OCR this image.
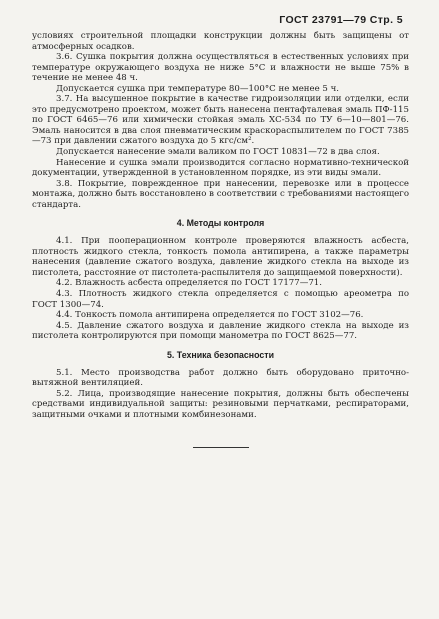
ГОСТ 23791—79 Стр. 5

условиях строительной площадки конструкции должны быть защищены от атмосферных осадков.

3.6. Сушка покрытия должна осуществляться в естественных условиях при температуре окружающего воздуха не ниже 5°С и влажности не выше 75% в течение не менее 48 ч.

Допускается сушка при температуре 80—100°С не менее 5 ч.

3.7. На высушенное покрытие в качестве гидроизоляции или отделки, если это предусмотрено проектом, может быть нанесена пентафталевая эмаль ПФ-115 по ГОСТ 6465—76 или химически стойкая эмаль ХС-534 по ТУ 6—10—801—76. Эмаль наносится в два слоя пневматическим краскораспылителем по ГОСТ 7385—73 при давлении сжатого воздуха до 5 кгс/см².

Допускается нанесение эмали валиком по ГОСТ 10831—72 в два слоя.

Нанесение и сушка эмали производится согласно нормативно-технической документации, утвержденной в установленном порядке, из эти виды эмали.

3.8. Покрытие, поврежденное при нанесении, перевозке или в процессе монтажа, должно быть восстановлено в соответствии с требованиями настоящего стандарта.

4. Методы контроля

4.1. При пооперационном контроле проверяются влажность асбеста, плотность жидкого стекла, тонкость помола антипирена, а также параметры нанесения (давление сжатого воздуха, давление жидкого стекла на выходе из пистолета, расстояние от пистолета-распылителя до защищаемой поверхности).

4.2. Влажность асбеста определяется по ГОСТ 17177—71.

4.3. Плотность жидкого стекла определяется с помощью ареометра по ГОСТ 1300—74.

4.4. Тонкость помола антипирена определяется по ГОСТ 3102—76.

4.5. Давление сжатого воздуха и давление жидкого стекла на выходе из пистолета контролируются при помощи манометра по ГОСТ 8625—77.

5. Техника безопасности

5.1. Место производства работ должно быть оборудовано приточно-вытяжной вентиляцией.

5.2. Лица, производящие нанесение покрытия, должны быть обеспечены средствами индивидуальной защиты: резиновыми перчатками, респираторами, защитными очками и плотными комбинезонами.
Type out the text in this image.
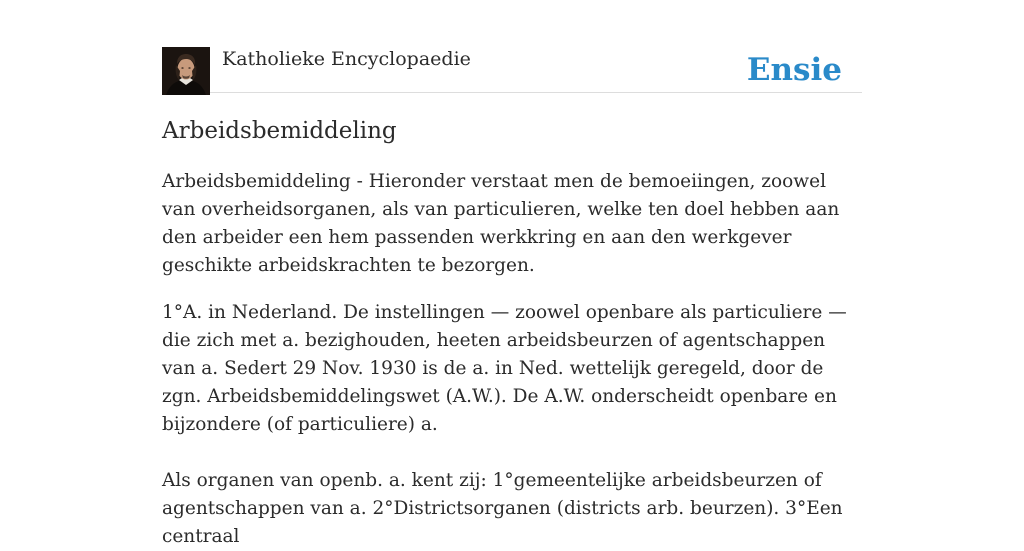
Katholieke Encyclopaedie	Ensie
Arbeidsbemiddeling

Arbeidsbemiddeling - Hieronder verstaat men de bemoeiingen, zoowel van overheidsorganen, als van particulieren, welke ten doel hebben aan den arbeider een hem passenden werkkring en aan den werkgever geschikte arbeidskrachten te bezorgen.

1°A. in Nederland. De instellingen — zoowel openbare als particuliere — die zich met a. bezighouden, heeten arbeidsbeurzen of agentschappen van a. Sedert 29 Nov. 1930 is de a. in Ned. wettelijk geregeld, door de zgn. Arbeidsbemiddelingswet (A.W.). De A.W. onderscheidt openbare en bijzondere (of particuliere) a.

Als organen van openb. a. kent zij: 1°gemeentelijke arbeidsbeurzen of agentschappen van a. 2°Districtsorganen (districts arb. beurzen). 3°Een centraal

----

All of the data above should be quoted exactly, except for the pictures.

RESPONSE TO THE TASK:
OCR this image.
ГОСТ 23791—79 Стр. 5

условиях строительной площадки конструкции должны быть защищены от атмосферных осадков.

3.6. Сушка покрытия должна осуществляться в естественных условиях при температуре окружающего воздуха не ниже 5°С и влажности не выше 75% в течение не менее 48 ч.

Допускается сушка при температуре 80—100°С не менее 5 ч.

3.7. На высушенное покрытие в качестве гидроизоляции или отделки, если это предусмотрено проектом, может быть нанесена пентафталевая эмаль ПФ-115 по ГОСТ 6465—76 или химически стойкая эмаль ХС-534 по ТУ 6—10—801—76. Эмаль наносится в два слоя пневматическим краскораспылителем по ГОСТ 7385—73 при давлении сжатого воздуха до 5 кгс/см².

Допускается нанесение эмали валиком по ГОСТ 10831—72 в два слоя.

Нанесение и сушка эмали производится согласно нормативно-технической документации, утвержденной в установленном порядке, из эти виды эмали.

3.8. Покрытие, поврежденное при нанесении, перевозке или в процессе монтажа, должно быть восстановлено в соответствии с требованиями настоящего стандарта.

4. Методы контроля

4.1. При пооперационном контроле проверяются влажность асбеста, плотность жидкого стекла, тонкость помола антипирена, а также параметры нанесения (давление сжатого воздуха, давление жидкого стекла на выходе из пистолета, расстояние от пистолета-распылителя до защищаемой поверхности).

4.2. Влажность асбеста определяется по ГОСТ 17177—71.

4.3. Плотность жидкого стекла определяется с помощью ареометра по ГОСТ 1300—74.

4.4. Тонкость помола антипирена определяется по ГОСТ 3102—76.

4.5. Давление сжатого воздуха и давление жидкого стекла на выходе из пистолета контролируются при помощи манометра по ГОСТ 8625—77.

5. Техника безопасности

5.1. Место производства работ должно быть оборудовано приточно-вытяжной вентиляцией.

5.2. Лица, производящие нанесение покрытия, должны быть обеспечены средствами индивидуальной защиты: резиновыми перчатками, респираторами, защитными очками и плотными комбинезонами.
Type out the text in this image.
Katholieke Encyclopaedie	Ensie
Arbeidsbemiddeling

Arbeidsbemiddeling - Hieronder verstaat men de bemoeiingen, zoowel van overheidsorganen, als van particulieren, welke ten doel hebben aan den arbeider een hem passenden werkkring en aan den werkgever geschikte arbeidskrachten te bezorgen.

1°A. in Nederland. De instellingen — zoowel openbare als particuliere — die zich met a. bezighouden, heeten arbeidsbeurzen of agentschappen van a. Sedert 29 Nov. 1930 is de a. in Ned. wettelijk geregeld, door de zgn. Arbeidsbemiddelingswet (A.W.). De A.W. onderscheidt openbare en bijzondere (of particuliere) a.

Als organen van openb. a. kent zij: 1°gemeentelijke arbeidsbeurzen of agentschappen van a. 2°Districtsorganen (districts arb. beurzen). 3°Een centraal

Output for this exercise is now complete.